■ What this task involves ■
Copy each line of the data below with the word "bilirrubinas".

## START Material shown

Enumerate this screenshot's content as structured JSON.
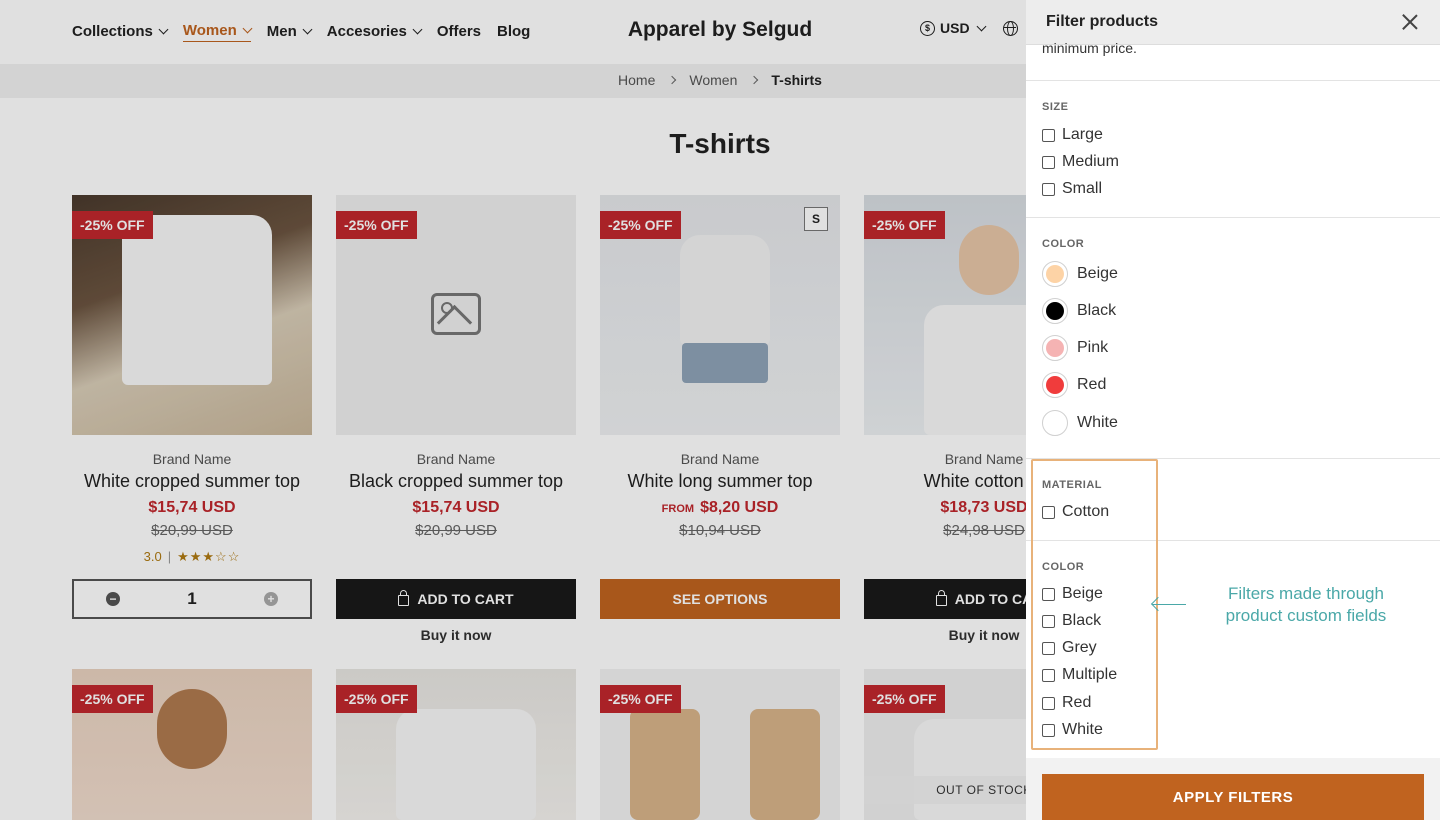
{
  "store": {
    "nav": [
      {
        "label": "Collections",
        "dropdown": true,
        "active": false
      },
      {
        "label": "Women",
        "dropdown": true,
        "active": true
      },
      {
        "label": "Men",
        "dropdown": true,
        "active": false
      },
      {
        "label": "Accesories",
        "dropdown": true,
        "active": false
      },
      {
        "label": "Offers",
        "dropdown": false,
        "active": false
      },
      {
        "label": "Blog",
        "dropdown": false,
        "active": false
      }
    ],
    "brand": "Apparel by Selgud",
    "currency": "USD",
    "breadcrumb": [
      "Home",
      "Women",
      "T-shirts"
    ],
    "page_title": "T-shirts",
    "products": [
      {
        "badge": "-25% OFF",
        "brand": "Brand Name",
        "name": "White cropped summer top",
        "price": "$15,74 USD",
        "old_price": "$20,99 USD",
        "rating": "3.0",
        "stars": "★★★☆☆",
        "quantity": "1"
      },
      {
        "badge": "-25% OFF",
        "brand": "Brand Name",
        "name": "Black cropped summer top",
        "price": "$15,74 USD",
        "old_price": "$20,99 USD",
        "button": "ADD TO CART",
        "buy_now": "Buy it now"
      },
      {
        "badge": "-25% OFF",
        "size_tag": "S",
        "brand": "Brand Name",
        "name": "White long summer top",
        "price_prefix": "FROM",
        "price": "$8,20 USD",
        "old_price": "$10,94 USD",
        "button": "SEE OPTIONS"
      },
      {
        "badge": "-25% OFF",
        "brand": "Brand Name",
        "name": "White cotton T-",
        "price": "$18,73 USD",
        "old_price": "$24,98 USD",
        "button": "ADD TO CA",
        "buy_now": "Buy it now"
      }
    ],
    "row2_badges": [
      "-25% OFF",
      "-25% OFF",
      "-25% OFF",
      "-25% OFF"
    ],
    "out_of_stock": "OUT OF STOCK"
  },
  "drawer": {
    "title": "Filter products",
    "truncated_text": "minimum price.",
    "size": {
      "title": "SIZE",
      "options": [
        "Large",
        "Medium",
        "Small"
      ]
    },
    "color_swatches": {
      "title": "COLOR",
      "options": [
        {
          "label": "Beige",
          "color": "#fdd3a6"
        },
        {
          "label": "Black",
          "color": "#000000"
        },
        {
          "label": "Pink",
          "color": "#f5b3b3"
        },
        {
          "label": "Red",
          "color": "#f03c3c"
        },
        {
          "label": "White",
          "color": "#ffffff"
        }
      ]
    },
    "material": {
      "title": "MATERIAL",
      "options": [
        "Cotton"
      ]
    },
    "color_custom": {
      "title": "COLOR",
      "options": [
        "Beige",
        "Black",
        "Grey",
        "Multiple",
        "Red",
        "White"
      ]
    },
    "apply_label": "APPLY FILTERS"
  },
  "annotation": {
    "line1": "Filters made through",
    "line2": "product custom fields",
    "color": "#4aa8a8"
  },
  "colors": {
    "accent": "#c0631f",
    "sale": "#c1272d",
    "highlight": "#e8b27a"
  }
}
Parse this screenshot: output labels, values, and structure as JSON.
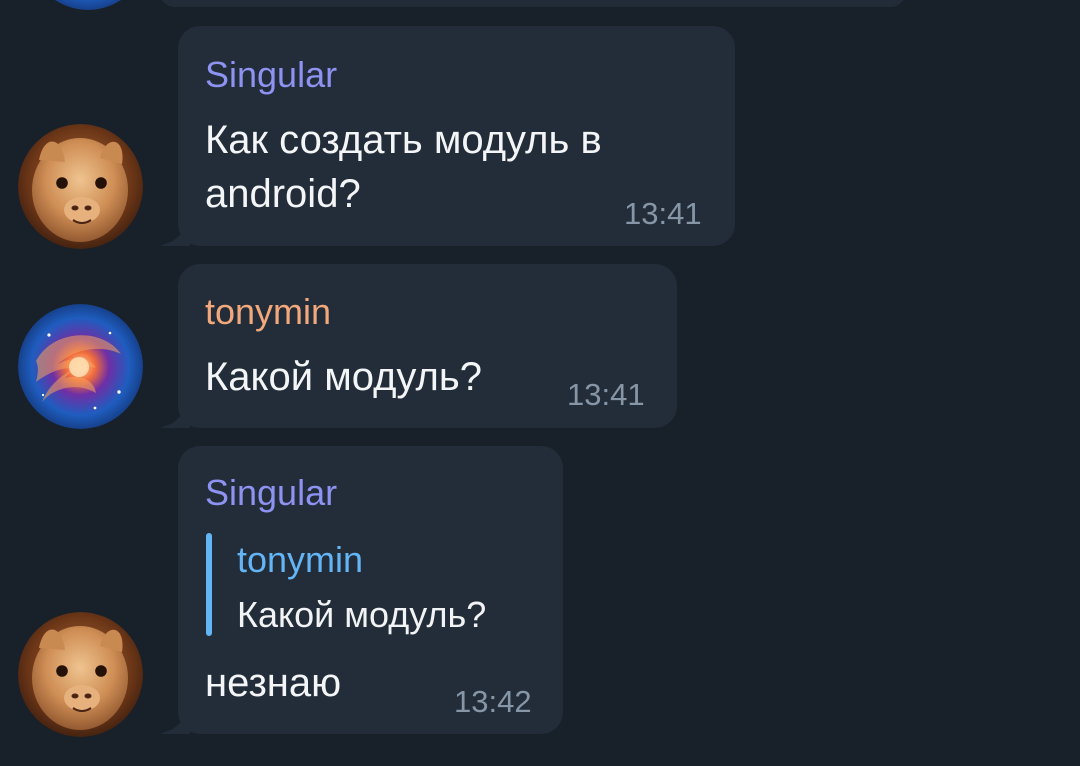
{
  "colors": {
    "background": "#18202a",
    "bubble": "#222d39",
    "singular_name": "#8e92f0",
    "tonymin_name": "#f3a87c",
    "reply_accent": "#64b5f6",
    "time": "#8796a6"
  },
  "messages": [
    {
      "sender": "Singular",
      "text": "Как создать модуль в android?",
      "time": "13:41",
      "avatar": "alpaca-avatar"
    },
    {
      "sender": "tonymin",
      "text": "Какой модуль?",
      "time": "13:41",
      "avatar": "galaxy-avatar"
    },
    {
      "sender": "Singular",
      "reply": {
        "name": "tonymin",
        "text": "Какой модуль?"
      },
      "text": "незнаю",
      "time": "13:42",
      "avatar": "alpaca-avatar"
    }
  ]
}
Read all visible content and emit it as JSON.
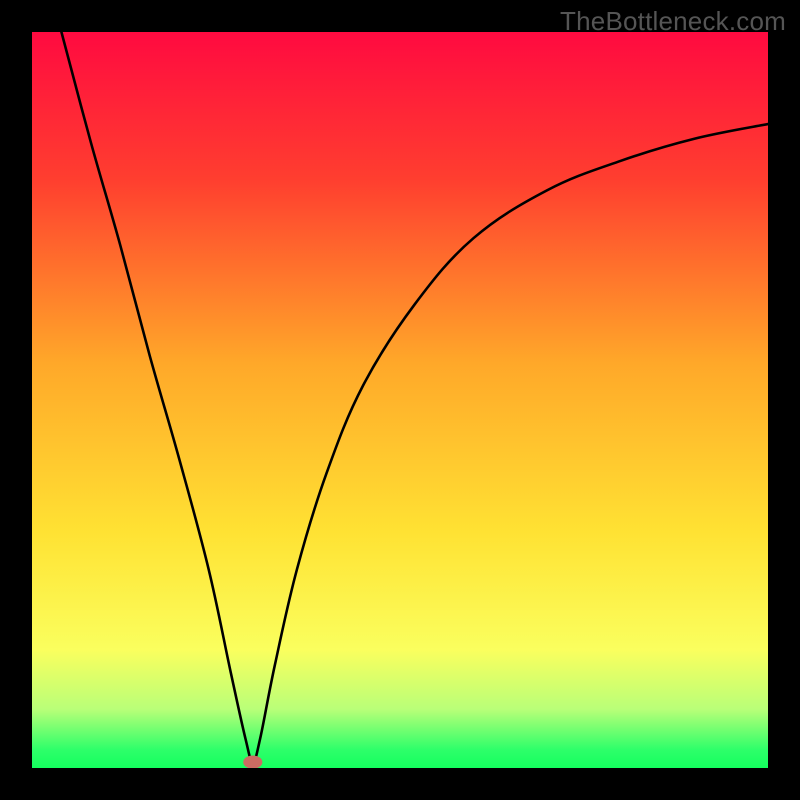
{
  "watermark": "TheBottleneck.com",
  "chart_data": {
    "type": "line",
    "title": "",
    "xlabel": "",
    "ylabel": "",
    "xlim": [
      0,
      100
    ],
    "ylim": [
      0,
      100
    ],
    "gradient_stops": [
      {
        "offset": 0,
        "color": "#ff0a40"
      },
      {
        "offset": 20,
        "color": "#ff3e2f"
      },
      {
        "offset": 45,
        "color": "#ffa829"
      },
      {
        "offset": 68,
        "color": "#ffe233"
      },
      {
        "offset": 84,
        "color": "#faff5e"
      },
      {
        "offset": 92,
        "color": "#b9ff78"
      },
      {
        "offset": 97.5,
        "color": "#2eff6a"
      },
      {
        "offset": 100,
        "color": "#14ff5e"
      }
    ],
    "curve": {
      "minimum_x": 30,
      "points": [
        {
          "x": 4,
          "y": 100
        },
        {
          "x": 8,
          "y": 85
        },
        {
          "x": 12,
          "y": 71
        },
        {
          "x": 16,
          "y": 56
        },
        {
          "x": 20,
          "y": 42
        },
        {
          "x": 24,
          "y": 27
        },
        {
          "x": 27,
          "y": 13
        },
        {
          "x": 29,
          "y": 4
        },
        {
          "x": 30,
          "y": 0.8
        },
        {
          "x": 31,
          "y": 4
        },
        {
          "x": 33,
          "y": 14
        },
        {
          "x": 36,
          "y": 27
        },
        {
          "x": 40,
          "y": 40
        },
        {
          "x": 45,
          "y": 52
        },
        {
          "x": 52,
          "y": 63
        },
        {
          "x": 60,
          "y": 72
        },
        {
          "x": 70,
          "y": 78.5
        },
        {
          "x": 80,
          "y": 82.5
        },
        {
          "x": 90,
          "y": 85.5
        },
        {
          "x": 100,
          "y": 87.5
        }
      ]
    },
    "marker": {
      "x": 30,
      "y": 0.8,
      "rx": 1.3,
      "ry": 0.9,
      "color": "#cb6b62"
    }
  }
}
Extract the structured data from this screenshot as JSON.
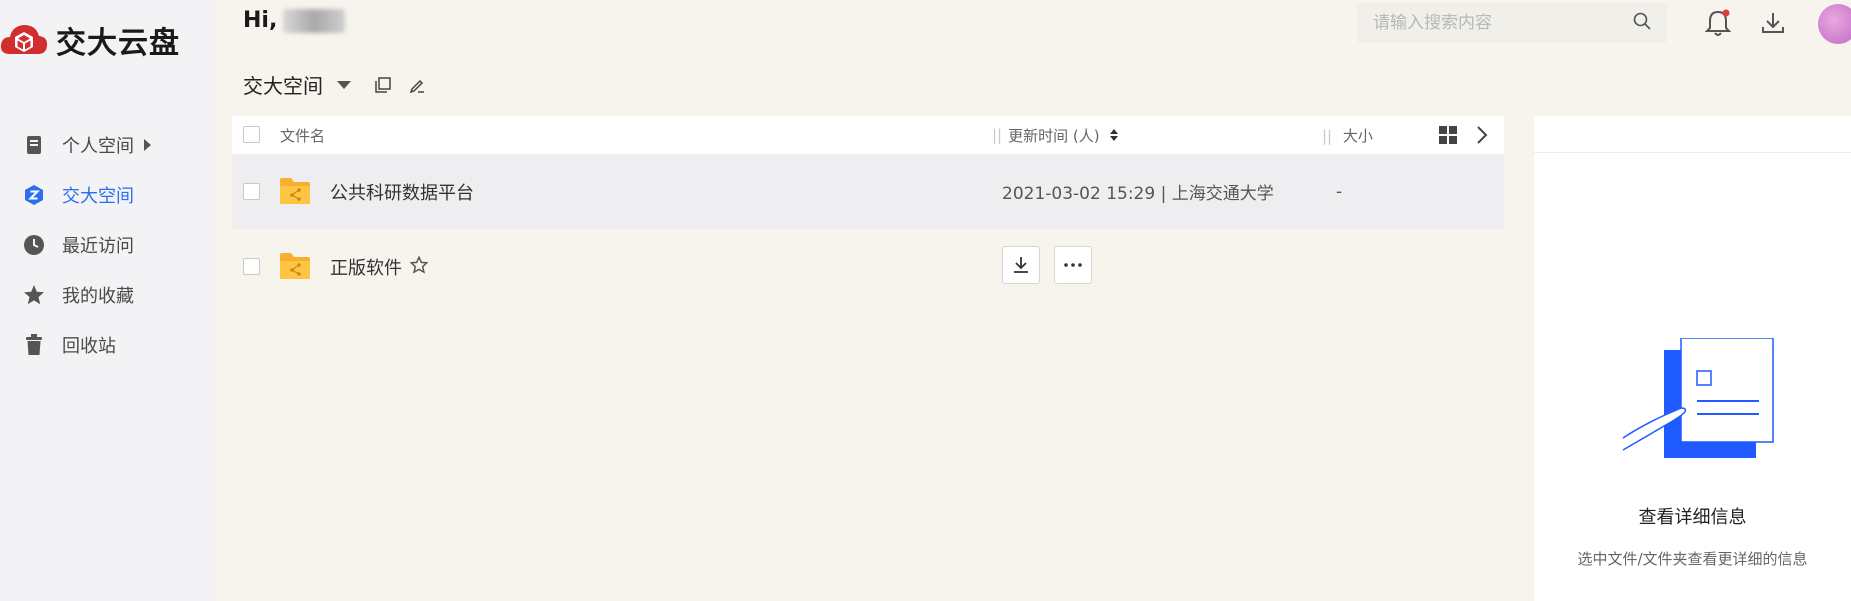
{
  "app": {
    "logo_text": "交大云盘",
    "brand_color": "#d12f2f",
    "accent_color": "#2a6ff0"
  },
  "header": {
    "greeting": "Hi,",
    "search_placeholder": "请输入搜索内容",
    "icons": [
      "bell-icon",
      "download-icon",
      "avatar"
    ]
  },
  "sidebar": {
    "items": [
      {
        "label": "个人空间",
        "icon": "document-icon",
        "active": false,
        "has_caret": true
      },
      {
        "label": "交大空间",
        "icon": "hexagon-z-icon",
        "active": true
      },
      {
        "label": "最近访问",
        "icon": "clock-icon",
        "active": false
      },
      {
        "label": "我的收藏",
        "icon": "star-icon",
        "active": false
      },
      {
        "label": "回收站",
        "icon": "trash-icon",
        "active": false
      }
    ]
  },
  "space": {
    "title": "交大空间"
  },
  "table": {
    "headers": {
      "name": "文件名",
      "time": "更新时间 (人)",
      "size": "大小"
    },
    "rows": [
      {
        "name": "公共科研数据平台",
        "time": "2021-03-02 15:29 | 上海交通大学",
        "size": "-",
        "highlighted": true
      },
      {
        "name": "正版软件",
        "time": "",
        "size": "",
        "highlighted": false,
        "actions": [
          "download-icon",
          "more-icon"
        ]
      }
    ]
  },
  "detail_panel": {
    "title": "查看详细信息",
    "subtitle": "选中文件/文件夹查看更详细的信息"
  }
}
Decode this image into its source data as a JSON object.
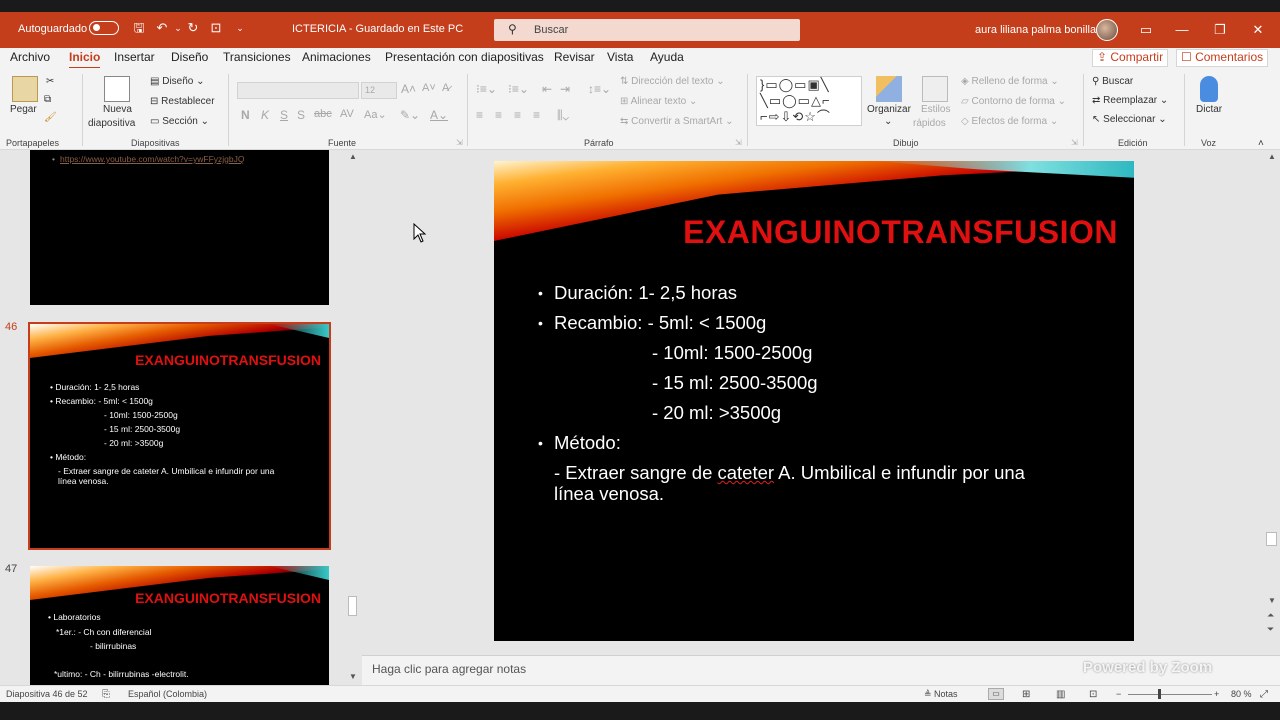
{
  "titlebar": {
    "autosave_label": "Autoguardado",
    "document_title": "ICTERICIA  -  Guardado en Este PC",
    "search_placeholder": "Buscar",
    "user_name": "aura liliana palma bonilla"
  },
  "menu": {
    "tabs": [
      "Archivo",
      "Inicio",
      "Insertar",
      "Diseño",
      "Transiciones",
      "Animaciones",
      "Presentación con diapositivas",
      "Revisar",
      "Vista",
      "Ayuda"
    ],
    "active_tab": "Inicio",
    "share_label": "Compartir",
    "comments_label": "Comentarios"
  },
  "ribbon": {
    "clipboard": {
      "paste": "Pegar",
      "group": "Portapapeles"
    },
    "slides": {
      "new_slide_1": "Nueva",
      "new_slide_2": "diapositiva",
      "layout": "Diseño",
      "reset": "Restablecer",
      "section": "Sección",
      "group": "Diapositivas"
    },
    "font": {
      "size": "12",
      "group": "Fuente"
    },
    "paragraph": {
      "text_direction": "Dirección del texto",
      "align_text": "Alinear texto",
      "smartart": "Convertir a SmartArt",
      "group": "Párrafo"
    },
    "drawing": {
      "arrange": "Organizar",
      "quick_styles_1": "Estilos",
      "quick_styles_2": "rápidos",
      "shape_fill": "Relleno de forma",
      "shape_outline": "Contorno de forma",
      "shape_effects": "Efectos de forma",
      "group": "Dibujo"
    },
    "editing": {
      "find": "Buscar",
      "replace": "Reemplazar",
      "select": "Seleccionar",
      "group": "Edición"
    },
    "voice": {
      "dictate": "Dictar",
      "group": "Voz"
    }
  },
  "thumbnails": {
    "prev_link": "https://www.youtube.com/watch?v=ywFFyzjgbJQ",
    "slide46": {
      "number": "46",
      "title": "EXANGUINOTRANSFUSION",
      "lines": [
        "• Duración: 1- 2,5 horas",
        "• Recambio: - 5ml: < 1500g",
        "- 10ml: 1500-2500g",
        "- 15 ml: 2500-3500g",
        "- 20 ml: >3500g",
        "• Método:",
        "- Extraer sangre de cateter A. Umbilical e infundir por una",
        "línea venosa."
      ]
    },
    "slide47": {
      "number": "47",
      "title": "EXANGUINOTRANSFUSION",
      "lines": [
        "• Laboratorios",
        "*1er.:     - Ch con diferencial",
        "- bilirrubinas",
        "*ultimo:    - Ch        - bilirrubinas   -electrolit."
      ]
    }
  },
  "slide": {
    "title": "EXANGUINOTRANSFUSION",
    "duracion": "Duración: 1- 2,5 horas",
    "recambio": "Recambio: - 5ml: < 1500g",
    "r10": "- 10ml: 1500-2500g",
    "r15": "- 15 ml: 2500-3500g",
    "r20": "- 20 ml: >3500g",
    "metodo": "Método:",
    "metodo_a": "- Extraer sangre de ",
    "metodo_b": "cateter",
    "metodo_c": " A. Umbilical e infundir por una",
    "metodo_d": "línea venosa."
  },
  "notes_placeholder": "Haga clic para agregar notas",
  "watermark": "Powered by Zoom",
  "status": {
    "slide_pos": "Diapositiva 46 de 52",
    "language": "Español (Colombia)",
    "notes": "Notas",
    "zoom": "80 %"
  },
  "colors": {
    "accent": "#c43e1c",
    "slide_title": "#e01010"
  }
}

## END Material shown

■ Solution ■
        "- bilirrubinas",
        "*ultimo:    - Ch        - bilirrubinas   -electrolit."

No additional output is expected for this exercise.